## Begin

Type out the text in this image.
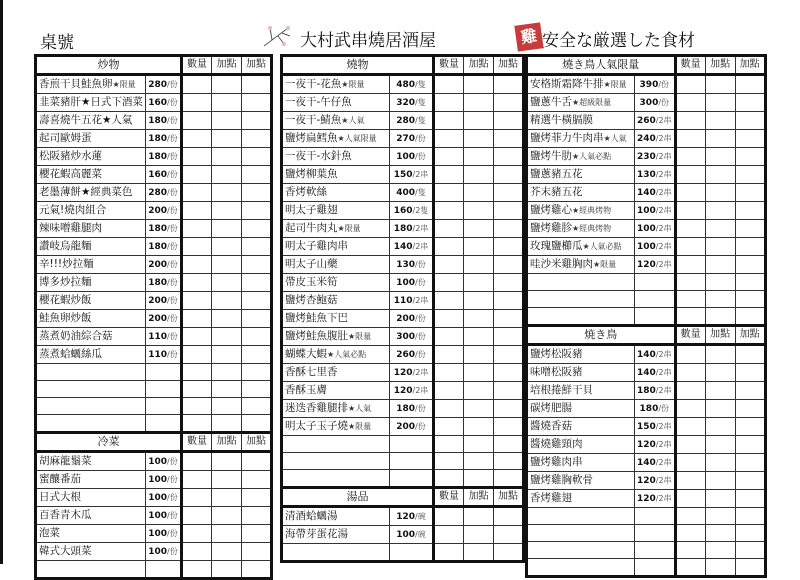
桌號	大村武串燒居酒屋	雞 安全な厳選した食材
炒物		數量	加點	加點
香煎干貝鮭魚卵★限量	280/份			
韭菜豬肝★日式下酒菜	160/份			
壽喜燒牛五花★人氣	180/份			
起司歐姆蛋	180/份			
松阪豬炒水蓮	180/份			
櫻花蝦高麗菜	160/份			
老墨薄餅★經典菜色	280/份			
元氣!燒肉組合	200/份			
辣味噌雞腿肉	180/份			
讚岐烏龍麵	180/份			
辛!!!炒拉麵	200/份			
博多炒拉麵	180/份			
櫻花蝦炒飯	200/份			
鮭魚卵炒飯	200/份			
蒸煮奶油綜合菇	110/份			
蒸煮蛤蠣絲瓜	110/份			

冷菜		數量	加點	加點
胡麻龍鬚菜	100/份			
蜜釀番茄	100/份			
日式大根	100/份			
百香青木瓜	100/份			
泡菜	100/份			
韓式大頭菜	100/份			

燒物		數量	加點	加點
一夜干-花魚★限量	480/隻			
一夜干-午仔魚	320/隻			
一夜干-鯖魚★人氣	280/隻			
鹽烤扁鱈魚★人氣限量	270/份			
一夜干-水針魚	100/份			
鹽烤柳葉魚	150/2串			
香烤軟絲	400/隻			
明太子雞翅	160/2隻			
起司牛肉丸★限量	180/2串			
明太子雞肉串	140/2串			
明太子山藥	130/份			
帶皮玉米筍	100/份			
鹽烤杏鮑菇	110/2串			
鹽烤鮭魚下巴	200/份			
鹽烤鮭魚腹肚★限量	300/份			
蝴蝶大蝦★人氣必點	260/份			
香酥七里香	120/2串			
香酥玉膚	120/2串			
迷迭香雞腿排★人氣	180/份			
明太子玉子燒★限量	200/份			

湯品		數量	加點	加點
清酒蛤蠣湯	120/碗			
海帶芽蛋花湯	100/碗			

燒き鳥人氣限量		數量	加點	加點
安格斯霜降牛排★限量	390/份			
鹽蔥牛舌★超級限量	300/份			
精選牛橫膈膜	260/2串			
鹽烤菲力牛肉串★人氣	240/2串			
鹽烤牛肋★人氣必點	230/2串			
鹽蔥豬五花	130/2串			
芥末豬五花	140/2串			
鹽烤雞心★經典烤物	100/2串			
鹽烤雞胗★經典烤物	100/2串			
玫瑰鹽櫛瓜★人氣必點	100/2串			
哇沙米雞胸肉★限量	120/2串			

焼き鳥		數量	加點	加點
鹽烤松阪豬	140/2串			
味噌松阪豬	140/2串			
培根捲鮮干貝	180/2串			
碳烤肥腸	180/份			
醬燒香菇	150/2串			
醬燒雞頸肉	120/2串			
鹽烤雞肉串	140/2串			
鹽烤雞胸軟骨	120/2串			
香烤雞翅	120/2串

## End

▶ [WHAT YOU HAVE TO DO] Extract each line holding the word "人氣必點" from the records.

▶ [SOLVED EXERCISE]
蝴蝶大蝦★人氣必點	260/份			
鹽烤牛肋★人氣必點	230/2串			
玫瑰鹽櫛瓜★人氣必點	100/2串			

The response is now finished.